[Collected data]
· · · · · · ·
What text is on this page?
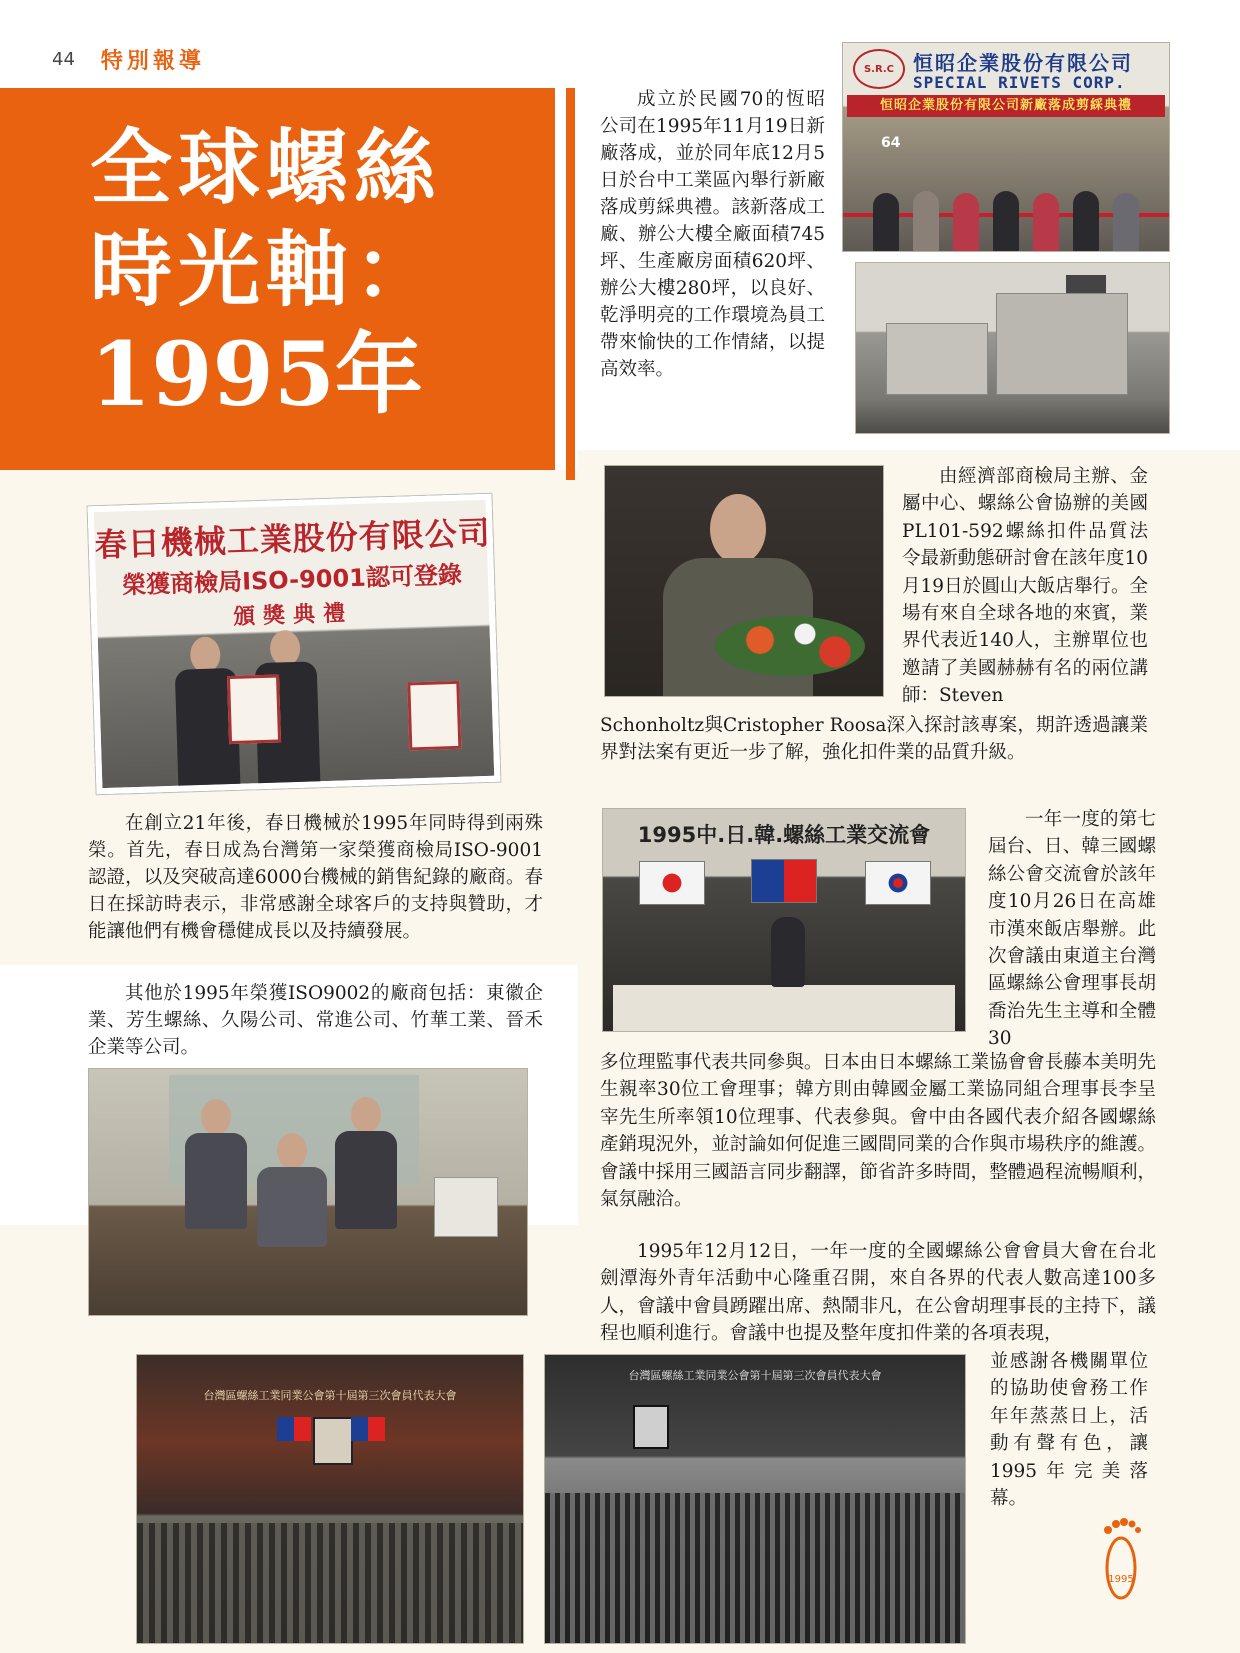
44 特別報導
全球螺絲
時光軸：
1995年

成立於民國70的恆昭公司在1995年11月19日新廠落成，並於同年底12月5日於台中工業區內舉行新廠落成剪綵典禮。該新落成工廠、辦公大樓全廠面積745坪、生產廠房面積620坪、辦公大樓280坪，以良好、乾淨明亮的工作環境為員工帶來愉快的工作情緒，以提高效率。

S.R.C 恒昭企業股份有限公司
SPECIAL RIVETS CORP.
恒昭企業股份有限公司新廠落成剪綵典禮
64

由經濟部商檢局主辦、金屬中心、螺絲公會協辦的美國PL101-592螺絲扣件品質法令最新動態研討會在該年度10月19日於圓山大飯店舉行。全場有來自全球各地的來賓，業界代表近140人，主辦單位也邀請了美國赫赫有名的兩位講師：Steven

Schonholtz與Cristopher Roosa深入探討該專案，期許透過讓業界對法案有更近一步了解，強化扣件業的品質升級。

春日機械工業股份有限公司
榮獲商檢局ISO-9001認可登錄
頒獎典禮

在創立21年後，春日機械於1995年同時得到兩殊榮。首先，春日成為台灣第一家榮獲商檢局ISO-9001認證，以及突破高達6000台機械的銷售紀錄的廠商。春日在採訪時表示，非常感謝全球客戶的支持與贊助，才能讓他們有機會穩健成長以及持續發展。

其他於1995年榮獲ISO9002的廠商包括：東徽企業、芳生螺絲、久陽公司、常進公司、竹華工業、晉禾企業等公司。

1995中.日.韓.螺絲工業交流會

一年一度的第七屆台、日、韓三國螺絲公會交流會於該年度10月26日在高雄市漢來飯店舉辦。此次會議由東道主台灣區螺絲公會理事長胡喬治先生主導和全體30

多位理監事代表共同參與。日本由日本螺絲工業協會會長藤本美明先生親率30位工會理事；韓方則由韓國金屬工業協同組合理事長李呈宰先生所率領10位理事、代表參與。會中由各國代表介紹各國螺絲產銷現況外，並討論如何促進三國間同業的合作與市場秩序的維護。會議中採用三國語言同步翻譯，節省許多時間，整體過程流暢順利，氣氛融洽。

1995年12月12日，一年一度的全國螺絲公會會員大會在台北劍潭海外青年活動中心隆重召開，來自各界的代表人數高達100多人，會議中會員踴躍出席、熱鬧非凡，在公會胡理事長的主持下，議程也順利進行。會議中也提及整年度扣件業的各項表現，

並感謝各機關單位的協助使會務工作年年蒸蒸日上，活動有聲有色，讓1995年完美落幕。

台灣區螺絲工業同業公會第十屆第三次會員代表大會
台灣區螺絲工業同業公會第十屆第三次會員代表大會
1995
· · · · · · ·
§ **What to produce**:
Transcribe the full listing character for character. Pictures are excluded.

§ **Task answer**:
What text is on this page?
44 特別報導
全球螺絲
時光軸：
1995年

成立於民國70的恆昭公司在1995年11月19日新廠落成，並於同年底12月5日於台中工業區內舉行新廠落成剪綵典禮。該新落成工廠、辦公大樓全廠面積745坪、生產廠房面積620坪、辦公大樓280坪，以良好、乾淨明亮的工作環境為員工帶來愉快的工作情緒，以提高效率。

S.R.C 恒昭企業股份有限公司
SPECIAL RIVETS CORP.
恒昭企業股份有限公司新廠落成剪綵典禮
64

由經濟部商檢局主辦、金屬中心、螺絲公會協辦的美國PL101-592螺絲扣件品質法令最新動態研討會在該年度10月19日於圓山大飯店舉行。全場有來自全球各地的來賓，業界代表近140人，主辦單位也邀請了美國赫赫有名的兩位講師：Steven

Schonholtz與Cristopher Roosa深入探討該專案，期許透過讓業界對法案有更近一步了解，強化扣件業的品質升級。

春日機械工業股份有限公司
榮獲商檢局ISO-9001認可登錄
頒獎典禮

在創立21年後，春日機械於1995年同時得到兩殊榮。首先，春日成為台灣第一家榮獲商檢局ISO-9001認證，以及突破高達6000台機械的銷售紀錄的廠商。春日在採訪時表示，非常感謝全球客戶的支持與贊助，才能讓他們有機會穩健成長以及持續發展。

其他於1995年榮獲ISO9002的廠商包括：東徽企業、芳生螺絲、久陽公司、常進公司、竹華工業、晉禾企業等公司。

1995中.日.韓.螺絲工業交流會

一年一度的第七屆台、日、韓三國螺絲公會交流會於該年度10月26日在高雄市漢來飯店舉辦。此次會議由東道主台灣區螺絲公會理事長胡喬治先生主導和全體30

多位理監事代表共同參與。日本由日本螺絲工業協會會長藤本美明先生親率30位工會理事；韓方則由韓國金屬工業協同組合理事長李呈宰先生所率領10位理事、代表參與。會中由各國代表介紹各國螺絲產銷現況外，並討論如何促進三國間同業的合作與市場秩序的維護。會議中採用三國語言同步翻譯，節省許多時間，整體過程流暢順利，氣氛融洽。

1995年12月12日，一年一度的全國螺絲公會會員大會在台北劍潭海外青年活動中心隆重召開，來自各界的代表人數高達100多人，會議中會員踴躍出席、熱鬧非凡，在公會胡理事長的主持下，議程也順利進行。會議中也提及整年度扣件業的各項表現，

並感謝各機關單位的協助使會務工作年年蒸蒸日上，活動有聲有色，讓1995年完美落幕。

台灣區螺絲工業同業公會第十屆第三次會員代表大會
台灣區螺絲工業同業公會第十屆第三次會員代表大會
1995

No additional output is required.